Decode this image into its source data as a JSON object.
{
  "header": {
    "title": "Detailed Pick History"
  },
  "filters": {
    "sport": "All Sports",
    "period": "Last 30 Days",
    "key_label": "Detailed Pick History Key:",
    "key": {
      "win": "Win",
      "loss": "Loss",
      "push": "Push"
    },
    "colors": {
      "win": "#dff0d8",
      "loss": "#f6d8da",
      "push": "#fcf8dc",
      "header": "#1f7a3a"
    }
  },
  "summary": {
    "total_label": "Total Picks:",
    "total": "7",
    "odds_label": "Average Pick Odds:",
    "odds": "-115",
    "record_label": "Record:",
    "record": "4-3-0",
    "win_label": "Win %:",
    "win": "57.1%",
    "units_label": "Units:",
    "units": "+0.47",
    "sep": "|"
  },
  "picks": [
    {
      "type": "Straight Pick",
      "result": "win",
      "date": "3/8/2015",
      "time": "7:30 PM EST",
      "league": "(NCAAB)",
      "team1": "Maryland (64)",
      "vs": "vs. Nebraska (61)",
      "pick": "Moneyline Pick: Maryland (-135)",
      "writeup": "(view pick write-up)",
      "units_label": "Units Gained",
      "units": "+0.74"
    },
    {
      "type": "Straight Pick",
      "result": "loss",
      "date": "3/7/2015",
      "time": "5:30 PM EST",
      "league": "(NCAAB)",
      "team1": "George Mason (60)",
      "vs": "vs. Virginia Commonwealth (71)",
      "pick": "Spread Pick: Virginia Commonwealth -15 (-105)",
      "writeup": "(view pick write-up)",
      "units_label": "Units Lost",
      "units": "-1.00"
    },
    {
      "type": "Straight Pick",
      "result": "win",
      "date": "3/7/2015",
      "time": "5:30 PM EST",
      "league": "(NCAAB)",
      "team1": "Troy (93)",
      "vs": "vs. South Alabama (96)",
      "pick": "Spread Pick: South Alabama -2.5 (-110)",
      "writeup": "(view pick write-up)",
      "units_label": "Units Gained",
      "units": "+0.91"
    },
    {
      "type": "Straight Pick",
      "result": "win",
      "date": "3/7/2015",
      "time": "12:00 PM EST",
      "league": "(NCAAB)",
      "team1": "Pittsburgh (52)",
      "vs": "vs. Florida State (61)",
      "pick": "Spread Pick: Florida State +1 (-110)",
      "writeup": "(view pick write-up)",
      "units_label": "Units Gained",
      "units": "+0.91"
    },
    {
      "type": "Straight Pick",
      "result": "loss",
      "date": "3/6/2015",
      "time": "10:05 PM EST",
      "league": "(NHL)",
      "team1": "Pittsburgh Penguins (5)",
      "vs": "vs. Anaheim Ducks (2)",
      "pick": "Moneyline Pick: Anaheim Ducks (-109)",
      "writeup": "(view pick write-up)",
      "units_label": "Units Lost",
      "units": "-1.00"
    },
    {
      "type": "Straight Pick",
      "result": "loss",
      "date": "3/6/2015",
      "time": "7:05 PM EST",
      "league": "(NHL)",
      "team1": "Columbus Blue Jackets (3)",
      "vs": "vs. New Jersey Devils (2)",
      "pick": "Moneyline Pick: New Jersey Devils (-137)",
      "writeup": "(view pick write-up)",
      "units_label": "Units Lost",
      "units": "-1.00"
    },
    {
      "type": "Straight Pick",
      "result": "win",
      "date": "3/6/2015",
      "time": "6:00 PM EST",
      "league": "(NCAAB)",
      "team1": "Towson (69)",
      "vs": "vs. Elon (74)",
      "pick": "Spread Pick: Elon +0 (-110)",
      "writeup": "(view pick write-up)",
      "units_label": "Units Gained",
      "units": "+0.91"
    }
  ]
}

________

Direction: Write down every line of the data exactly as it appears above.

Reply to the exercise:
Decode this image into its source data as a JSON object.
{
  "header": {
    "title": "Detailed Pick History"
  },
  "filters": {
    "sport": "All Sports",
    "period": "Last 30 Days",
    "key_label": "Detailed Pick History Key:",
    "key": {
      "win": "Win",
      "loss": "Loss",
      "push": "Push"
    },
    "colors": {
      "win": "#dff0d8",
      "loss": "#f6d8da",
      "push": "#fcf8dc",
      "header": "#1f7a3a"
    }
  },
  "summary": {
    "total_label": "Total Picks:",
    "total": "7",
    "odds_label": "Average Pick Odds:",
    "odds": "-115",
    "record_label": "Record:",
    "record": "4-3-0",
    "win_label": "Win %:",
    "win": "57.1%",
    "units_label": "Units:",
    "units": "+0.47",
    "sep": "|"
  },
  "picks": [
    {
      "type": "Straight Pick",
      "result": "win",
      "date": "3/8/2015",
      "time": "7:30 PM EST",
      "league": "(NCAAB)",
      "team1": "Maryland (64)",
      "vs": "vs. Nebraska (61)",
      "pick": "Moneyline Pick: Maryland (-135)",
      "writeup": "(view pick write-up)",
      "units_label": "Units Gained",
      "units": "+0.74"
    },
    {
      "type": "Straight Pick",
      "result": "loss",
      "date": "3/7/2015",
      "time": "5:30 PM EST",
      "league": "(NCAAB)",
      "team1": "George Mason (60)",
      "vs": "vs. Virginia Commonwealth (71)",
      "pick": "Spread Pick: Virginia Commonwealth -15 (-105)",
      "writeup": "(view pick write-up)",
      "units_label": "Units Lost",
      "units": "-1.00"
    },
    {
      "type": "Straight Pick",
      "result": "win",
      "date": "3/7/2015",
      "time": "5:30 PM EST",
      "league": "(NCAAB)",
      "team1": "Troy (93)",
      "vs": "vs. South Alabama (96)",
      "pick": "Spread Pick: South Alabama -2.5 (-110)",
      "writeup": "(view pick write-up)",
      "units_label": "Units Gained",
      "units": "+0.91"
    },
    {
      "type": "Straight Pick",
      "result": "win",
      "date": "3/7/2015",
      "time": "12:00 PM EST",
      "league": "(NCAAB)",
      "team1": "Pittsburgh (52)",
      "vs": "vs. Florida State (61)",
      "pick": "Spread Pick: Florida State +1 (-110)",
      "writeup": "(view pick write-up)",
      "units_label": "Units Gained",
      "units": "+0.91"
    },
    {
      "type": "Straight Pick",
      "result": "loss",
      "date": "3/6/2015",
      "time": "10:05 PM EST",
      "league": "(NHL)",
      "team1": "Pittsburgh Penguins (5)",
      "vs": "vs. Anaheim Ducks (2)",
      "pick": "Moneyline Pick: Anaheim Ducks (-109)",
      "writeup": "(view pick write-up)",
      "units_label": "Units Lost",
      "units": "-1.00"
    },
    {
      "type": "Straight Pick",
      "result": "loss",
      "date": "3/6/2015",
      "time": "7:05 PM EST",
      "league": "(NHL)",
      "team1": "Columbus Blue Jackets (3)",
      "vs": "vs. New Jersey Devils (2)",
      "pick": "Moneyline Pick: New Jersey Devils (-137)",
      "writeup": "(view pick write-up)",
      "units_label": "Units Lost",
      "units": "-1.00"
    },
    {
      "type": "Straight Pick",
      "result": "win",
      "date": "3/6/2015",
      "time": "6:00 PM EST",
      "league": "(NCAAB)",
      "team1": "Towson (69)",
      "vs": "vs. Elon (74)",
      "pick": "Spread Pick: Elon +0 (-110)",
      "writeup": "(view pick write-up)",
      "units_label": "Units Gained",
      "units": "+0.91"
    }
  ]
}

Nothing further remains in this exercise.